Copy the entries word for word, from the first line through the line that contains "volte-icon: Vo)) LTE [578, 13, 602, 37]".

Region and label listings
--

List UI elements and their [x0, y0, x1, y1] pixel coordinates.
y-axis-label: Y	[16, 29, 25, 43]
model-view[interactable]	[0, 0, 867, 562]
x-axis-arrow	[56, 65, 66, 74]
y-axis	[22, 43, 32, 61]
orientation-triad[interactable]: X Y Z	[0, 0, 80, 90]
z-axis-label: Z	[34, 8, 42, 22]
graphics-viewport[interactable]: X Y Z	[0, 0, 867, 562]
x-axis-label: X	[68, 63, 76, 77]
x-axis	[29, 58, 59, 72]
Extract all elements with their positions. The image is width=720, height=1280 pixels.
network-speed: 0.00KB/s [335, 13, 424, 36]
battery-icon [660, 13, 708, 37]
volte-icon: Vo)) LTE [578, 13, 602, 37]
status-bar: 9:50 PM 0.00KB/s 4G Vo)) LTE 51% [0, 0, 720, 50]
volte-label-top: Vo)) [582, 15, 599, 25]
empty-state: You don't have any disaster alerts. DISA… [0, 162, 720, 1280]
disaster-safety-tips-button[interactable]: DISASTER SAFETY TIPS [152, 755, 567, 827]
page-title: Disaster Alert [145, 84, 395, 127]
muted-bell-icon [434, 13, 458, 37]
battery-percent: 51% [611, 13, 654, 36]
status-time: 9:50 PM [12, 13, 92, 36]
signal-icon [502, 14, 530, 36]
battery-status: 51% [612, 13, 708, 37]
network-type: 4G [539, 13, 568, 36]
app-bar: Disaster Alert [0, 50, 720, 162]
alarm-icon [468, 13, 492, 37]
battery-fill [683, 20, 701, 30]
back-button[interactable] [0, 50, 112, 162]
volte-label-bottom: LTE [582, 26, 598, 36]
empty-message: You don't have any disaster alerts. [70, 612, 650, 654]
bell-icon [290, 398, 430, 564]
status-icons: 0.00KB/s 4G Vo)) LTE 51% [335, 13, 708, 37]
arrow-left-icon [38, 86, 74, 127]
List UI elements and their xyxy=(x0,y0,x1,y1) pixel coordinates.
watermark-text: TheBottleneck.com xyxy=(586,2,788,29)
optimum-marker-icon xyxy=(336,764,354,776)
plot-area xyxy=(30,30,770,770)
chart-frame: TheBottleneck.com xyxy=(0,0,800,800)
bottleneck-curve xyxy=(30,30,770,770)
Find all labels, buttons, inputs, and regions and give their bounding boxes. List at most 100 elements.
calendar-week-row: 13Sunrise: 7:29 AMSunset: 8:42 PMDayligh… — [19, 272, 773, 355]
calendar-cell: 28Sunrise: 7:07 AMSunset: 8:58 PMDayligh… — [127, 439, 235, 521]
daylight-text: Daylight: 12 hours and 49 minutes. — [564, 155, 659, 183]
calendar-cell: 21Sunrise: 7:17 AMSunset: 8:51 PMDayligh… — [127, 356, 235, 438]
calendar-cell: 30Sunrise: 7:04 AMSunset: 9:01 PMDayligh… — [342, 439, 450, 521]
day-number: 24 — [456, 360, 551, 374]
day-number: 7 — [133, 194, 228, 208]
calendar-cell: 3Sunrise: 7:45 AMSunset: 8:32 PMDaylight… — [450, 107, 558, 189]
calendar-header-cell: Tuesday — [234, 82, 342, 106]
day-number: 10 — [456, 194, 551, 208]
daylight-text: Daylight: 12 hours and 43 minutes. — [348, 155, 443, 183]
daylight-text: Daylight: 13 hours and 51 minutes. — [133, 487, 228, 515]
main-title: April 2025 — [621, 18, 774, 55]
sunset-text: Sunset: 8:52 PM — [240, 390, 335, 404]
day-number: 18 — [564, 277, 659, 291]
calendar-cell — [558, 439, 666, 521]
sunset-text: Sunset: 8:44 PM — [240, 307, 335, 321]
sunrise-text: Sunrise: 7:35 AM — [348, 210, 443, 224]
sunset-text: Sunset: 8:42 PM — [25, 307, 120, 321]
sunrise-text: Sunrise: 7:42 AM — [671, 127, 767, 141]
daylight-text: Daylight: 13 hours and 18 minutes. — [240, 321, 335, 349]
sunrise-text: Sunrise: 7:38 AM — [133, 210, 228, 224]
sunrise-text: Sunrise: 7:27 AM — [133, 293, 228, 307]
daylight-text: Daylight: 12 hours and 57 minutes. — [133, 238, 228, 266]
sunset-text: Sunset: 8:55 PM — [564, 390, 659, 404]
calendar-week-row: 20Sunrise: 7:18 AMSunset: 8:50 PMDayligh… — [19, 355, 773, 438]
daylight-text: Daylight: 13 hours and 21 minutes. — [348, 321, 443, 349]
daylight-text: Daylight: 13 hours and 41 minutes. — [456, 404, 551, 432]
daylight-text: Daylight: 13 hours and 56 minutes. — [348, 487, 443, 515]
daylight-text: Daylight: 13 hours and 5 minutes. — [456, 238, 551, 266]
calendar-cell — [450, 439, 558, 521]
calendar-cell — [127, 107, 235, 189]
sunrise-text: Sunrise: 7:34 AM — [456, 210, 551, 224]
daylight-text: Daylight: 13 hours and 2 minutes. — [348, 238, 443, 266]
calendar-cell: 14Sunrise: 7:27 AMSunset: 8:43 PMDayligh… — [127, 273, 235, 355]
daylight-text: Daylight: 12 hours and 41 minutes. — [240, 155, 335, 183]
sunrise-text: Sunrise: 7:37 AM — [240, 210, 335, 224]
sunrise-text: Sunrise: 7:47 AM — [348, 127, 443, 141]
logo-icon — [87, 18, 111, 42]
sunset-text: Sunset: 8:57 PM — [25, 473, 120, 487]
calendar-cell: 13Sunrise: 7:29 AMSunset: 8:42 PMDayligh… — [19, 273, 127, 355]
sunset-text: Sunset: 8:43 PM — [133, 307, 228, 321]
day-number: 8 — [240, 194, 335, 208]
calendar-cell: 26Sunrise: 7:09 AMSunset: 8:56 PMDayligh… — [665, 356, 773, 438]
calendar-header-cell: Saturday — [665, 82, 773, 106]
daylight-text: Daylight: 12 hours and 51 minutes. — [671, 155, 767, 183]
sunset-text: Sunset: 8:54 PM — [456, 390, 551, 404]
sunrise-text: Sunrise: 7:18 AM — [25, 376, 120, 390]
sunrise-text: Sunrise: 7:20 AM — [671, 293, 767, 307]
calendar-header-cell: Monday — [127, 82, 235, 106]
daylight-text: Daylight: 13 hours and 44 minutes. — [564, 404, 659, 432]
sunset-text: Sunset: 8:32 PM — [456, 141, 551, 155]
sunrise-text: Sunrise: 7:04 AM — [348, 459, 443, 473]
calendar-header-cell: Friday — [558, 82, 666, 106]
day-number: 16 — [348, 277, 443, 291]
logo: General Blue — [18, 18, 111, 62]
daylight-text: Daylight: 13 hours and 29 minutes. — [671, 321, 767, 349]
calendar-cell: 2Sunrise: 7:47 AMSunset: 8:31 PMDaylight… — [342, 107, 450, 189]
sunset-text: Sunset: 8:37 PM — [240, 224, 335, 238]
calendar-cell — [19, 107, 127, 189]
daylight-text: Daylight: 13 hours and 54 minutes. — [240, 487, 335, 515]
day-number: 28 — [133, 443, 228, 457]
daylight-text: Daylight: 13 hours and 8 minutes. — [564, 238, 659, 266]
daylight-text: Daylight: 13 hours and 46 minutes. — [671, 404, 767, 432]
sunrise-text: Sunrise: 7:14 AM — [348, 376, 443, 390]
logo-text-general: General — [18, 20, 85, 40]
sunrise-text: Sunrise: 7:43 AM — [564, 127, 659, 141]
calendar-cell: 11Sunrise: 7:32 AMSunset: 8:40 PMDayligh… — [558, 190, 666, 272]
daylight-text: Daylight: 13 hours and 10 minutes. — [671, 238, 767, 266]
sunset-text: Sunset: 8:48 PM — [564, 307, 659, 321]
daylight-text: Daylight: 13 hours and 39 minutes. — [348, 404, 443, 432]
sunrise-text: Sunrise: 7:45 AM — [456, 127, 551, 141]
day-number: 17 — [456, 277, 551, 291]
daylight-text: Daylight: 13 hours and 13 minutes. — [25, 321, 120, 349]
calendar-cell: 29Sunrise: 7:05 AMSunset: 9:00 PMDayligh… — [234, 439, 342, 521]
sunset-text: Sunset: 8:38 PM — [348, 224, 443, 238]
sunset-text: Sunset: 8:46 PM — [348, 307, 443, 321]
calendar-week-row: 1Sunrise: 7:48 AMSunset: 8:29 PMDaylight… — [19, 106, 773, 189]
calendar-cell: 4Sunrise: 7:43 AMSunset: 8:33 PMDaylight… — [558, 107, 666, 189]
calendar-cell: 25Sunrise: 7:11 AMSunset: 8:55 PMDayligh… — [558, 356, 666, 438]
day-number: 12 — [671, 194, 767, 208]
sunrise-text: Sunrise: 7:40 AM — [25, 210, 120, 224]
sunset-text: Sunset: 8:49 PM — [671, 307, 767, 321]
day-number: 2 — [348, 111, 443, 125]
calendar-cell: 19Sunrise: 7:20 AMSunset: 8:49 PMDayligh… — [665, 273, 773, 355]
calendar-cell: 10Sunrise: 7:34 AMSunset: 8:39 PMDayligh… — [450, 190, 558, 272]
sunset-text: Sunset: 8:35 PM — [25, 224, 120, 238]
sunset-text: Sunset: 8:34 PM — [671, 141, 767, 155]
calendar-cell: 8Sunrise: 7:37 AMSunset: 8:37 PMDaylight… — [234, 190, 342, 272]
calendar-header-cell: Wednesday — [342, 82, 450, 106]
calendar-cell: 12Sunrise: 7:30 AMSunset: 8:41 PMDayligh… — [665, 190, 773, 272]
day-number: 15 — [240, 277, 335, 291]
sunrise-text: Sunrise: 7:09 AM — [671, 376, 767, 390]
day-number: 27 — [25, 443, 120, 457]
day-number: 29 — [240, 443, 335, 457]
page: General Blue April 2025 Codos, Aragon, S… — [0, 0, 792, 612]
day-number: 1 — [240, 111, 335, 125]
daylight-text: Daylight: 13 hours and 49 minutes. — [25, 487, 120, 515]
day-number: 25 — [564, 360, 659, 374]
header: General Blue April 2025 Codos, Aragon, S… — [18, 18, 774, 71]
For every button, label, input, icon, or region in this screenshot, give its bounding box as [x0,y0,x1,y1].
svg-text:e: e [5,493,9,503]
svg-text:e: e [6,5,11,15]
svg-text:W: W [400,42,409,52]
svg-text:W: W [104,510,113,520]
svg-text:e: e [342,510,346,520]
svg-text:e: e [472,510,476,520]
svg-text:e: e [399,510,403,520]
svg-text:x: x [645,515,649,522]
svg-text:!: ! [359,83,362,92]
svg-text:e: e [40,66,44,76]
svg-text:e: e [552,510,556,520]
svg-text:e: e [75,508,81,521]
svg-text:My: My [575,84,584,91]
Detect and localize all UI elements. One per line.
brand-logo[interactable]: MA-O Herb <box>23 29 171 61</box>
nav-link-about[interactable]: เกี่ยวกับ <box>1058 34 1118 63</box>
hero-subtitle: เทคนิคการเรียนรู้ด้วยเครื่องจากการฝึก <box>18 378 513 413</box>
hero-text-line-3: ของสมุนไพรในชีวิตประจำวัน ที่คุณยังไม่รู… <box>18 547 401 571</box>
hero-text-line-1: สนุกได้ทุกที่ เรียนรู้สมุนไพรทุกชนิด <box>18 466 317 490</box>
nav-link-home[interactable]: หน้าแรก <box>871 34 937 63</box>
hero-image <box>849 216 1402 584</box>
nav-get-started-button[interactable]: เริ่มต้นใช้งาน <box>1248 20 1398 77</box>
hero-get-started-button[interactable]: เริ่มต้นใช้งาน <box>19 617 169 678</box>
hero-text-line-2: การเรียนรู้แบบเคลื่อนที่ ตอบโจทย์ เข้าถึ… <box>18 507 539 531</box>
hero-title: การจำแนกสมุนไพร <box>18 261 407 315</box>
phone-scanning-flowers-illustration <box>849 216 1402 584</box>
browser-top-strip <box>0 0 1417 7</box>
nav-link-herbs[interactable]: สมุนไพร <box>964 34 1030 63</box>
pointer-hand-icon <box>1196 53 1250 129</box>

--

### PROBLEM SOLUTION
List UI elements and their [x0, y0, x1, y1] pixel coordinates.
y-axis-label: Y	[16, 29, 25, 43]
model-view[interactable]	[0, 0, 867, 562]
x-axis-arrow	[56, 65, 66, 74]
y-axis	[22, 43, 32, 61]
orientation-triad[interactable]: X Y Z	[0, 0, 80, 90]
z-axis-label: Z	[34, 8, 42, 22]
graphics-viewport[interactable]: X Y Z	[0, 0, 867, 562]
x-axis-label: X	[68, 63, 76, 77]
x-axis	[29, 58, 59, 72]
Extract all elements with their positions. The image is width=720, height=1280 pixels.
network-speed: 0.00KB/s [335, 13, 424, 36]
battery-icon [660, 13, 708, 37]
volte-icon: Vo)) LTE [578, 13, 602, 37]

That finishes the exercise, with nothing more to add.